----- Selected extract
Data recovery with full disk

classic Classic list List threaded Threaded
4 messages Options
Reply | Threaded
Open this post in threaded view
|

Data recovery with full disk

bmichaud
NiFi 1.0.0

I have a cluster where one of the nodes ran out of space and left the cluster. Is there a way to delete archived content to free up space? Can the unprocessed data be recovered somehow or do I have to delete the repositories and replay the data from our Kafka topic?

I looked through the admin and user guides, but could not find anything on this topic.
----------
*Directions:*
a – Please sum up the NiFi disk-space thread in two sentences.
b – From the NiFi disk-space thread, output the text starting with "I have a cluster" and going on through "on this topic.".
The lines after this thread are not needed.
----- Data extract
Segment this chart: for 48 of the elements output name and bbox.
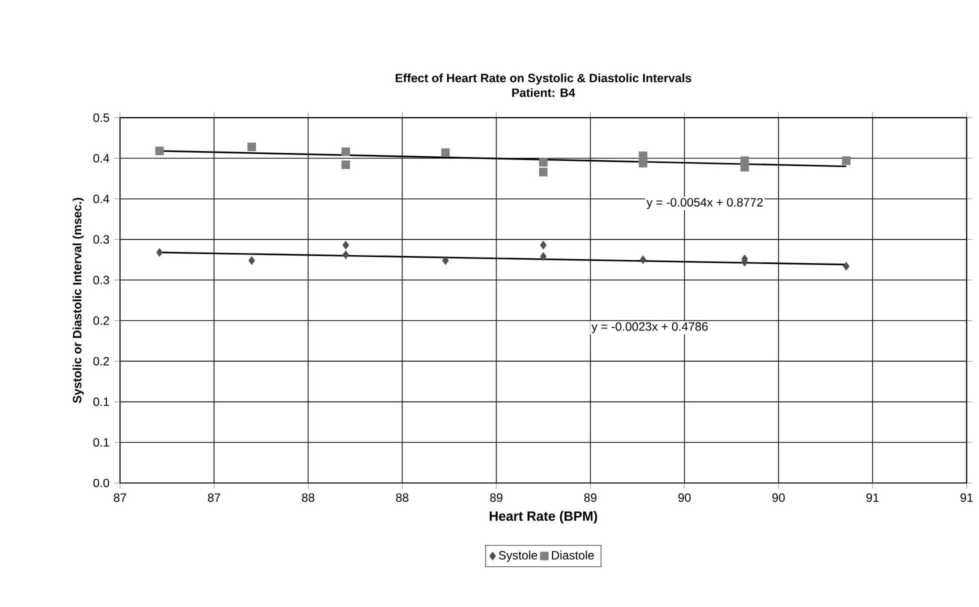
----------
*Solutions for each task:*
a – A NiFi 1.0.0 user reports that one node in a cluster ran out of space and left the cluster. The user asks whether archived content can be deleted to free up space and whether the unprocessed data can be recovered, or whether the repositories must be deleted and the data replayed from a Kafka topic, noting that the admin and user guides had nothing on this topic.

b –
I have a cluster where one of the nodes ran out of space and left the cluster. Is there a way to delete archived content to free up space? Can the unprocessed data be recovered somehow or do I have to delete the repositories and replay the data from our Kafka topic?

I looked through the admin and user guides, but could not find anything on this topic.